(Entries from a dataset)
==========

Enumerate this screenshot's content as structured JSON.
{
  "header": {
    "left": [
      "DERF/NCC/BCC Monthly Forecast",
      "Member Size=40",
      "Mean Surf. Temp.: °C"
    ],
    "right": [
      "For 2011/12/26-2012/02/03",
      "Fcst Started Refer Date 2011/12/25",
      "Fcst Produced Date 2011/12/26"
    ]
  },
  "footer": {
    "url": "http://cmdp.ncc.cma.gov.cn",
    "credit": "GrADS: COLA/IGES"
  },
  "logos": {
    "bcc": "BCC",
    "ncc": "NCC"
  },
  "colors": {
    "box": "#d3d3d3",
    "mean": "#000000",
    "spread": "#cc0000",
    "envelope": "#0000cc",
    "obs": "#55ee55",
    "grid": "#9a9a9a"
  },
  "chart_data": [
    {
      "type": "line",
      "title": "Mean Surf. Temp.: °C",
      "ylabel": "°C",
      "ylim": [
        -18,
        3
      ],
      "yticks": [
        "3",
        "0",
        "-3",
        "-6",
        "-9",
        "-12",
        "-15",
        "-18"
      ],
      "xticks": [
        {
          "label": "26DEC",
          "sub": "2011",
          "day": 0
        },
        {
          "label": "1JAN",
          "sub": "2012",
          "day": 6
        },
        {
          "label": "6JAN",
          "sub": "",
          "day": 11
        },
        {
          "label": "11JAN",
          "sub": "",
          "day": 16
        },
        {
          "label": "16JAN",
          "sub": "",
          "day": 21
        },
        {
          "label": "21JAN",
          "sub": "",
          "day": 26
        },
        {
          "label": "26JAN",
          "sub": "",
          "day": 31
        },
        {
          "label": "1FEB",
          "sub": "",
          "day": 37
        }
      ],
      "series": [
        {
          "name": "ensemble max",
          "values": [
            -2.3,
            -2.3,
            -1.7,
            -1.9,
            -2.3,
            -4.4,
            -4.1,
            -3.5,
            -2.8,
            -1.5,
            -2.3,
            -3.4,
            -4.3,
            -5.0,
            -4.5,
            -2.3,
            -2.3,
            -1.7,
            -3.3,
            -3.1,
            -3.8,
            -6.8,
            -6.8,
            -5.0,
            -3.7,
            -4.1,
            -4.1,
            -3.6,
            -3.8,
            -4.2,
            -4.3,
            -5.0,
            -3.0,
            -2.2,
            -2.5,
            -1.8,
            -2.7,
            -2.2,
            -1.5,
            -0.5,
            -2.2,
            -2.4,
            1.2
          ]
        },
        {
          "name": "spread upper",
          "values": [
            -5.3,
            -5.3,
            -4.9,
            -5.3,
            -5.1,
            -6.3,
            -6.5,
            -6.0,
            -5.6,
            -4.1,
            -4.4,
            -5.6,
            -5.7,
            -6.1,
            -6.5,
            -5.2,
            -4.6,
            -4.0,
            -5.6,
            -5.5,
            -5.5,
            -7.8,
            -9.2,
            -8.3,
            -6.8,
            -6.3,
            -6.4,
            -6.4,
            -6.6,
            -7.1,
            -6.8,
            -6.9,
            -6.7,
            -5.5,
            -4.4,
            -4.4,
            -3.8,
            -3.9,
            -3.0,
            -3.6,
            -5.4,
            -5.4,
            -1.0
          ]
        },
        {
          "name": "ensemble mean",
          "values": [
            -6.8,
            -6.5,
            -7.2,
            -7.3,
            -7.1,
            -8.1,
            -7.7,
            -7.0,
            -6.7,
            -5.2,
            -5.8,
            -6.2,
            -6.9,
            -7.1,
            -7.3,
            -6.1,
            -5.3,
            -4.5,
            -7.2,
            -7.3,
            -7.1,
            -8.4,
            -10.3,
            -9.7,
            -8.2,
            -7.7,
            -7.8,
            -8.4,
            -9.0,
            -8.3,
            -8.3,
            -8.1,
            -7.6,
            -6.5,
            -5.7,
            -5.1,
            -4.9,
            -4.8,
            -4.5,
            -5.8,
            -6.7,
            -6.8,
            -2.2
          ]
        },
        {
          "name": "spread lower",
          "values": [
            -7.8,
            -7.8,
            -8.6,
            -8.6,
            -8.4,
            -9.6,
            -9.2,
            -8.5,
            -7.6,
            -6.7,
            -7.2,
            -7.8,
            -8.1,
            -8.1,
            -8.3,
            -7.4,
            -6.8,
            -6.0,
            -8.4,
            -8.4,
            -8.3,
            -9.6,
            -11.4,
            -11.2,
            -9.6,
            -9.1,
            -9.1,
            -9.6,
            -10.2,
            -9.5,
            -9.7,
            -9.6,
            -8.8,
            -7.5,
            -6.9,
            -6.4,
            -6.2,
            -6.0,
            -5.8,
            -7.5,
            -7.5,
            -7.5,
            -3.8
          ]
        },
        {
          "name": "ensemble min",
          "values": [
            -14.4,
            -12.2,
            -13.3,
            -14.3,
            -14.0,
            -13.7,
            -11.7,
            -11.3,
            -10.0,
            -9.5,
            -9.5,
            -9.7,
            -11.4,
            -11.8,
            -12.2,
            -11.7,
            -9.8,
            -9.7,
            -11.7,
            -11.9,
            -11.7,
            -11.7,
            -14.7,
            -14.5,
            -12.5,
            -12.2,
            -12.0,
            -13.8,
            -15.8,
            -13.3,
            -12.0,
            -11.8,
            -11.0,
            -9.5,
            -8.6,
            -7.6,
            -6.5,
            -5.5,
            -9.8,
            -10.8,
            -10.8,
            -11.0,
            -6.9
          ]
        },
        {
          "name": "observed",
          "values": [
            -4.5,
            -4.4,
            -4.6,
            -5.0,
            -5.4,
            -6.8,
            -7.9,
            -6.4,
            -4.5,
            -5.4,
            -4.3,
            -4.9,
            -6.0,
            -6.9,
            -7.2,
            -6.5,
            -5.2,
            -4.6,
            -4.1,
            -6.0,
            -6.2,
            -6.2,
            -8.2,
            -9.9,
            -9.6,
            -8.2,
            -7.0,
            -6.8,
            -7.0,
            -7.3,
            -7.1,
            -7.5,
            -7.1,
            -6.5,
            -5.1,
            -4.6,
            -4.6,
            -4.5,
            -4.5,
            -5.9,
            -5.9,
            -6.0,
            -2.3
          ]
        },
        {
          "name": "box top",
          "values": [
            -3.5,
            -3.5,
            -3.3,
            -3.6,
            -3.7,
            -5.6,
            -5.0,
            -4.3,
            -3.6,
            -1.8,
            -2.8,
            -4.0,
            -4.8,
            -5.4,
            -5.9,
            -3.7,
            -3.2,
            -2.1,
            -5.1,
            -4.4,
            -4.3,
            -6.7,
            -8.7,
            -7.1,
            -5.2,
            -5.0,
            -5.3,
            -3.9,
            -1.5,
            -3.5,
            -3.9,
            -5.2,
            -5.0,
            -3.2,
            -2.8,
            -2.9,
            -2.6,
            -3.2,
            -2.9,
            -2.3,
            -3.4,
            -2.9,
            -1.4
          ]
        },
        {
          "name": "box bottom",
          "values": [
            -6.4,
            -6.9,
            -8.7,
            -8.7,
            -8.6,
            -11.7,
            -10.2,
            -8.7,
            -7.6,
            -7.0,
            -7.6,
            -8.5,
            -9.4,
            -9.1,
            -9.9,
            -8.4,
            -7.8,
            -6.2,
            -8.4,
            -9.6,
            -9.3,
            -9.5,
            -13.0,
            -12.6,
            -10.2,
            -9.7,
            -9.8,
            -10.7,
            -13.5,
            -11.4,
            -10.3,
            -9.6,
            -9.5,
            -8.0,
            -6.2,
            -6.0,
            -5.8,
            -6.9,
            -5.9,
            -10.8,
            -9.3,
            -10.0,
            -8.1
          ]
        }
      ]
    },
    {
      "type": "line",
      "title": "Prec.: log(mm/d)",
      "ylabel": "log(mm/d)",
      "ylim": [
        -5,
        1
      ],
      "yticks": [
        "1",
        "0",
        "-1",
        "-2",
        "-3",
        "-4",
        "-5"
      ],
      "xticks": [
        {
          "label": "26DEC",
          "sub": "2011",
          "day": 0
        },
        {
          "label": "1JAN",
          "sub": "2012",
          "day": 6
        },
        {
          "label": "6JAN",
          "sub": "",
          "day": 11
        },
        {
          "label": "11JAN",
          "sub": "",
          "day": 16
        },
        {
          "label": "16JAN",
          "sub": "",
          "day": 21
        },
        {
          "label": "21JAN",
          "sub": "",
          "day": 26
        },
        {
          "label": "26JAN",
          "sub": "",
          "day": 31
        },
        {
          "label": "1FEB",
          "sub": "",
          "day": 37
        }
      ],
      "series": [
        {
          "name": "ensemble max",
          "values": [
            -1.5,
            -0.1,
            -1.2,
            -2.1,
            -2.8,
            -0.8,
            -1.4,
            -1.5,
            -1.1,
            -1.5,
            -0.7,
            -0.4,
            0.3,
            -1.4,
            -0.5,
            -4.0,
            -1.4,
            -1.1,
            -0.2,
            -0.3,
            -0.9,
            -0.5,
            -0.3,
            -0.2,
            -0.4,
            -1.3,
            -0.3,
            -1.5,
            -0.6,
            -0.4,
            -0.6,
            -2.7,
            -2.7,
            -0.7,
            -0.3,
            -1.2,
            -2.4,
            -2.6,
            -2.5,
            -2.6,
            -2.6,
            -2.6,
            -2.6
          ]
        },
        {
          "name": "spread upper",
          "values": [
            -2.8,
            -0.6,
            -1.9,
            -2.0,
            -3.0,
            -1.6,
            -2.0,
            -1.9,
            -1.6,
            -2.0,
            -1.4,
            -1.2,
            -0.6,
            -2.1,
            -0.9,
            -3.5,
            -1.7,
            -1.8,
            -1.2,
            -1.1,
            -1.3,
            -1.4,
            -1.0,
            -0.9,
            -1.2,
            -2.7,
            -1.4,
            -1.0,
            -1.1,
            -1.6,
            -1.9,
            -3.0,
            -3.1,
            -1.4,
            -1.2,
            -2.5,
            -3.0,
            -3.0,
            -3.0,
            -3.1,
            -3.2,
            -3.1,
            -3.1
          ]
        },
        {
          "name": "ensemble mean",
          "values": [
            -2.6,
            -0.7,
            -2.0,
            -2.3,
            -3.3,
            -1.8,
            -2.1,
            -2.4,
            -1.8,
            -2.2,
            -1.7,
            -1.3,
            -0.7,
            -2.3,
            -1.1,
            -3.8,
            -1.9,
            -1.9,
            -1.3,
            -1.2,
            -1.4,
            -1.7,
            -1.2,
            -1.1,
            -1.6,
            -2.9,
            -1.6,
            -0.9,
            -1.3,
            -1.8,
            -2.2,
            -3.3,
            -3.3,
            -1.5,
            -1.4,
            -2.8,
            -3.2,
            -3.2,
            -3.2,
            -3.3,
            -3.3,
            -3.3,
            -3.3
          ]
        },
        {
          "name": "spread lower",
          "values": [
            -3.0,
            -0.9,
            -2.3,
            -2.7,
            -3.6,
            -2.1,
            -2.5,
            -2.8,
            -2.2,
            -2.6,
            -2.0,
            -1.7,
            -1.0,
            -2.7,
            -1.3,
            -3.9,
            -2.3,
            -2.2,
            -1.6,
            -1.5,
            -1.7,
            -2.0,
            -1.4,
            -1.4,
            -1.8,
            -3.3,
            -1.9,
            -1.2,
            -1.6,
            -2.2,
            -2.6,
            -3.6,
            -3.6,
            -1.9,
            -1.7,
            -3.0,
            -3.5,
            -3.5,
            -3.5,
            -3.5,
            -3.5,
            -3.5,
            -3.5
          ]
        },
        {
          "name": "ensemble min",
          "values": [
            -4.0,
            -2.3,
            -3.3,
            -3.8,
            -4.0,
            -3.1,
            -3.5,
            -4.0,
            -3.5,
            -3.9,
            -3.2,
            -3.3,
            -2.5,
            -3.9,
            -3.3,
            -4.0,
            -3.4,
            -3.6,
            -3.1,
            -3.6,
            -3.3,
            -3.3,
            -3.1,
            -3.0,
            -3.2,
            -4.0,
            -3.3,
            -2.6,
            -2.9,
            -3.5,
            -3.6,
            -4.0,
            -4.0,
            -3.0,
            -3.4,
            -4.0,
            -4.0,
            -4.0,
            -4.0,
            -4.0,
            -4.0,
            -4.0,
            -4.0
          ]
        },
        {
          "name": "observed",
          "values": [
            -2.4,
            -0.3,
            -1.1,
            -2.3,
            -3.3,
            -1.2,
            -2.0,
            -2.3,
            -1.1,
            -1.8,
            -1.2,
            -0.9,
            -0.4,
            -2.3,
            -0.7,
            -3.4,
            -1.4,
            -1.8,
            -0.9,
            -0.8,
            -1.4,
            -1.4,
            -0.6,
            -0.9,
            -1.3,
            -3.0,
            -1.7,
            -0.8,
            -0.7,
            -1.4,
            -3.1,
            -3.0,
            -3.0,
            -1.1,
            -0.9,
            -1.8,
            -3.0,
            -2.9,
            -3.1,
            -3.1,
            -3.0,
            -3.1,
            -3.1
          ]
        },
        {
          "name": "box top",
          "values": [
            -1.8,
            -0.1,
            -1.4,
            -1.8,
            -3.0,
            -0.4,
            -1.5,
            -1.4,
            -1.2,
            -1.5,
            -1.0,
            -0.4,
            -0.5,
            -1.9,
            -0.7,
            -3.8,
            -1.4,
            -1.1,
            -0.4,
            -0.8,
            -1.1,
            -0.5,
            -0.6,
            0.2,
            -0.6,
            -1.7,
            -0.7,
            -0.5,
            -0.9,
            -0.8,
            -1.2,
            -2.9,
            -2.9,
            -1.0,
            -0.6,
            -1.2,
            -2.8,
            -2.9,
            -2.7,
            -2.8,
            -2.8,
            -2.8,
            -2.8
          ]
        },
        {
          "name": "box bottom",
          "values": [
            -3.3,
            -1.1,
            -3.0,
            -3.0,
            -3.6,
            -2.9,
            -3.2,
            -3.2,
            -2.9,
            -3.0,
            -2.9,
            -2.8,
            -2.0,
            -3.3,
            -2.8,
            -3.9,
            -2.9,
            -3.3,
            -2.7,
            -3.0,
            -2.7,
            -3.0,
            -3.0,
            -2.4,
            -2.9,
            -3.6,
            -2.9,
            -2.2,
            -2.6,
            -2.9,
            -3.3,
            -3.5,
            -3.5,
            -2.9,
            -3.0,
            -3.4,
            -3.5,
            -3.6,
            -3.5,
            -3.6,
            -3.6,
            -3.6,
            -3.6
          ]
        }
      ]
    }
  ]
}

==========

### GOAL OF THE EXERCISE
How many of the lines above include the string "Fcst"? Answer with the number only.

### TASK RESPONSE
2